(Data entries for graphics)
----

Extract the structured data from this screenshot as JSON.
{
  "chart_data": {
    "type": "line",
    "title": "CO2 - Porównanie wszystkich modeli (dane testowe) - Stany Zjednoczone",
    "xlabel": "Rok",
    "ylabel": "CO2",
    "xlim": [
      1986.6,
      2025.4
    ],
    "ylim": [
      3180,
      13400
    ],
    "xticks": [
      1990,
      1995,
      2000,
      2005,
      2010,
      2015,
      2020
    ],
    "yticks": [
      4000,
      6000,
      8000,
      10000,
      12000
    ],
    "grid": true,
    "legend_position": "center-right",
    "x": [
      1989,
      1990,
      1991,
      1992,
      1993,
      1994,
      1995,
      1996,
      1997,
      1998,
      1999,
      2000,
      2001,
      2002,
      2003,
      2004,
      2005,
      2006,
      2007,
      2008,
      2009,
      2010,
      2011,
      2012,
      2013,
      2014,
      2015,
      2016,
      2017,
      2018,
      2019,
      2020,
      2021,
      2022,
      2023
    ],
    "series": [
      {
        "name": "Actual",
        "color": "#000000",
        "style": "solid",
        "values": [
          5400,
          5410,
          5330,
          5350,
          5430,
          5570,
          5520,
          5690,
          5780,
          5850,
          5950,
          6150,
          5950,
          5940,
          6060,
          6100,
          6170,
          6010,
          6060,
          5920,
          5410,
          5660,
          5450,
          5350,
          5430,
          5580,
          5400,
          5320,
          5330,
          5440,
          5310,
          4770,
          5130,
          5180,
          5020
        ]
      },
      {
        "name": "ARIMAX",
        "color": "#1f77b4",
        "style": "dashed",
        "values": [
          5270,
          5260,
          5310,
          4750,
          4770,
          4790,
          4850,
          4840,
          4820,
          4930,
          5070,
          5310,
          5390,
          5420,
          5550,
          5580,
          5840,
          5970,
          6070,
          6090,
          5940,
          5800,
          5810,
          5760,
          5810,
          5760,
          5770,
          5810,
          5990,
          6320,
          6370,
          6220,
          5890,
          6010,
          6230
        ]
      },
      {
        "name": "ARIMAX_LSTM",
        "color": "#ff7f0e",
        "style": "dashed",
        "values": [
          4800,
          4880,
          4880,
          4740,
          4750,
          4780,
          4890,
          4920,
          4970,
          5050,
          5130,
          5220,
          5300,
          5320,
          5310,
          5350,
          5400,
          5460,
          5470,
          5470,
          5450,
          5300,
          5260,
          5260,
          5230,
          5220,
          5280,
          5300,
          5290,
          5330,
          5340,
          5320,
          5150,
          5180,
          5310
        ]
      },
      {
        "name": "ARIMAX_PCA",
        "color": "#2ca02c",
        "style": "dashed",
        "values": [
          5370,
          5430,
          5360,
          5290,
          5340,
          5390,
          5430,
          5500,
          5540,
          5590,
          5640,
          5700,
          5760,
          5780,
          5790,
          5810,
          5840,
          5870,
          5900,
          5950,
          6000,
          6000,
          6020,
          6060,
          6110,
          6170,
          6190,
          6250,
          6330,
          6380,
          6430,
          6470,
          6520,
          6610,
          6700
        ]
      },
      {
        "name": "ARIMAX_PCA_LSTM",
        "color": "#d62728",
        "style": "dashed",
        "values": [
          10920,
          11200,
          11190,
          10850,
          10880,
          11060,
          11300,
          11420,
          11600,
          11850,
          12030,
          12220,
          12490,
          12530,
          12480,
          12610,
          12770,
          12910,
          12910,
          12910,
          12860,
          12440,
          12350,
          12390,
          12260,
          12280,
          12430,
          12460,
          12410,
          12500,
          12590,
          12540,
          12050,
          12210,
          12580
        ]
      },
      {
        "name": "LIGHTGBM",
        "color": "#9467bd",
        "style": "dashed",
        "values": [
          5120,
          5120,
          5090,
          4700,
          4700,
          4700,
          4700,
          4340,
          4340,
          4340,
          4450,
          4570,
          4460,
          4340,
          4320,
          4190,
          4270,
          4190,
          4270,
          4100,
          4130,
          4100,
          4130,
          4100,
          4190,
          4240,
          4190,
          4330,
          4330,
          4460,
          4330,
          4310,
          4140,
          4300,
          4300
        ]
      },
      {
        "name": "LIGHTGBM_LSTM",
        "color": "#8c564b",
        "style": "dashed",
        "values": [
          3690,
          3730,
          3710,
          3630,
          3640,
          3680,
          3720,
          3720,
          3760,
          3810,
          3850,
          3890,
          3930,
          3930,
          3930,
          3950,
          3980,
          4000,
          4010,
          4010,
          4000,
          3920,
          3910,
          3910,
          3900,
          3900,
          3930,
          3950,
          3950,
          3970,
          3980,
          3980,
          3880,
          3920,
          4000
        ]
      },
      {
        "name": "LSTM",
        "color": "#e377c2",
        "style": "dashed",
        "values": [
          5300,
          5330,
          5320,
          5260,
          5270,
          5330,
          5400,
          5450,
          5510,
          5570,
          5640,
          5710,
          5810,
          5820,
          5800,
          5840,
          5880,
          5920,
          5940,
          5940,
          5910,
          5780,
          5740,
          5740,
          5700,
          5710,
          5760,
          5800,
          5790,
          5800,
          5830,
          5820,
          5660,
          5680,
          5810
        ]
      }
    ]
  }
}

----

Work to do.
Extract lines where the string "color" occurs.

Output below.
        "color": "#000000",
        "color": "#1f77b4",
        "color": "#ff7f0e",
        "color": "#2ca02c",
        "color": "#d62728",
        "color": "#9467bd",
        "color": "#8c564b",
        "color": "#e377c2",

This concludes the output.